### INFORMATION GIVEN
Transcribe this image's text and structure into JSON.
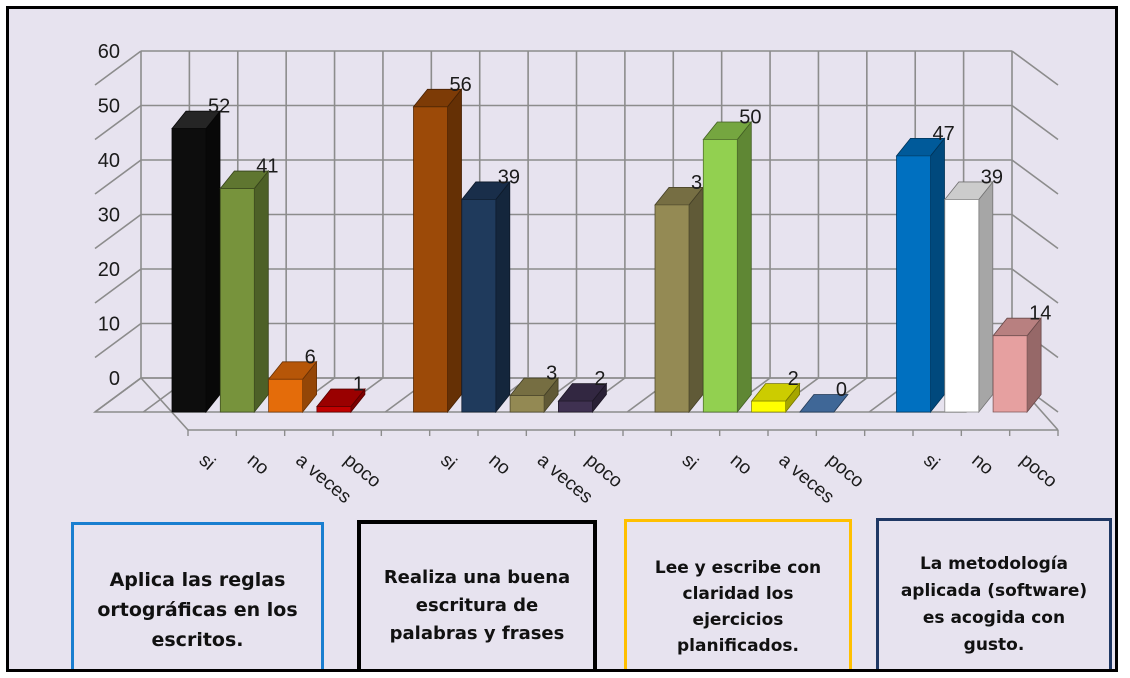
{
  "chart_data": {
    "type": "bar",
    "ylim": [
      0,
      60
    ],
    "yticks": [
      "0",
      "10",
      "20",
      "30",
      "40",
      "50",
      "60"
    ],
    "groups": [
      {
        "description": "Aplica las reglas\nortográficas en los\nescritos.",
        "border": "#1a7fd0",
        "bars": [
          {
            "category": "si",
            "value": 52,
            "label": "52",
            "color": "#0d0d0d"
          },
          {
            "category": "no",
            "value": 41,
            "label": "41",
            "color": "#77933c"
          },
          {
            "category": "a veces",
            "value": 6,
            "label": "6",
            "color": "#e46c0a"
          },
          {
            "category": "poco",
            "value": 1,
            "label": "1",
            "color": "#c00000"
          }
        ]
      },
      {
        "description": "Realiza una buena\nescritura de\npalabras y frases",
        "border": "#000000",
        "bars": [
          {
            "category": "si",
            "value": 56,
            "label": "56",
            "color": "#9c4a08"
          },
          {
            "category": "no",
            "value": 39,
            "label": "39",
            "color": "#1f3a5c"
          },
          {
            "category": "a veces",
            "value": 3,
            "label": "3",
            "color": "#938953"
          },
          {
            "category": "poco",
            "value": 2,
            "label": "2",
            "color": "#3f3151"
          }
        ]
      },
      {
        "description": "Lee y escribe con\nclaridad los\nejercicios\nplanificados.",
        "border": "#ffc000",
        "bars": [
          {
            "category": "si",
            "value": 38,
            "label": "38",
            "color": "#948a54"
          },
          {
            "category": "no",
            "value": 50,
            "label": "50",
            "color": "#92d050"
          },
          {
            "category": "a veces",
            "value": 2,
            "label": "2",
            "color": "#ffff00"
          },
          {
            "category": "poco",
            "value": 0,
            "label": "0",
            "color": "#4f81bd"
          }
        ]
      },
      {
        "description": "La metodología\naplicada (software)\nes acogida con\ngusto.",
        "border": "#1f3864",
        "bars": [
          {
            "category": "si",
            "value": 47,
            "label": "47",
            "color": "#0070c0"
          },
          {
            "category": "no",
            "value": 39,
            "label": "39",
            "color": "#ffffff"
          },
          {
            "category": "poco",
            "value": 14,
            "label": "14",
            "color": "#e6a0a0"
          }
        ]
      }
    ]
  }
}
---
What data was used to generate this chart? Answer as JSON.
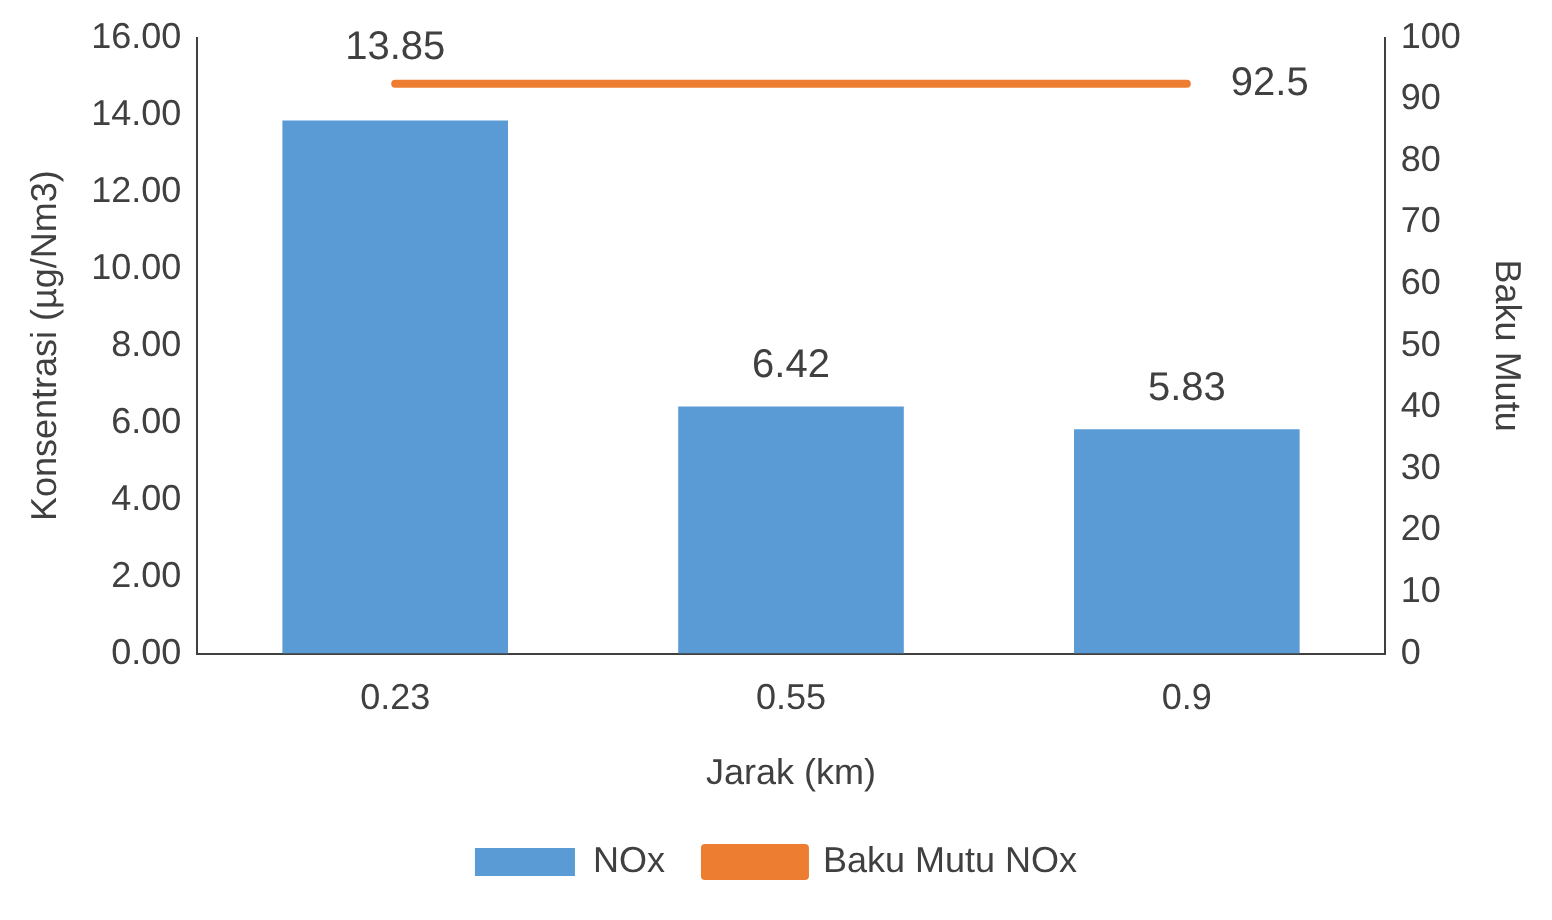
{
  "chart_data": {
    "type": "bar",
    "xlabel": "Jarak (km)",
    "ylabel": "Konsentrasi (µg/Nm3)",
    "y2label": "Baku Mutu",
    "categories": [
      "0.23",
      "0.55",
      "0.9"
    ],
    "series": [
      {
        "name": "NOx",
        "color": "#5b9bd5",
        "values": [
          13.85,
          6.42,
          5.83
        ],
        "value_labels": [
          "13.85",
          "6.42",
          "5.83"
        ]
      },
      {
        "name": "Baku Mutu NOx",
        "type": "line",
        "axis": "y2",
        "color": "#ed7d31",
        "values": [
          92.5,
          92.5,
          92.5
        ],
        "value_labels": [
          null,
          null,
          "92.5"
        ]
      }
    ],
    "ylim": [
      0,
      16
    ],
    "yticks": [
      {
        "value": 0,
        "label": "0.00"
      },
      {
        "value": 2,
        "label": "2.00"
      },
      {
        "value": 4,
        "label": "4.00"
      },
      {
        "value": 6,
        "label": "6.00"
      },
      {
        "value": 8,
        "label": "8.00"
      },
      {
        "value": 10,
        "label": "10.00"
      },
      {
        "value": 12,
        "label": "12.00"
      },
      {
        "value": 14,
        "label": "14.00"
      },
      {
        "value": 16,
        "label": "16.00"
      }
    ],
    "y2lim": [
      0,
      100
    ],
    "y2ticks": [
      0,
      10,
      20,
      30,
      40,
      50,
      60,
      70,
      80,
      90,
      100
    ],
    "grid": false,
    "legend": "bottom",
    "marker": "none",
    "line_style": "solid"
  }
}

### REQUIRED TASK
Go through the preceding material and copy each line that has the word "border".

### RESPONSE
        "border": "#1a7fd0",
        "border": "#000000",
        "border": "#ffc000",
        "border": "#1f3864",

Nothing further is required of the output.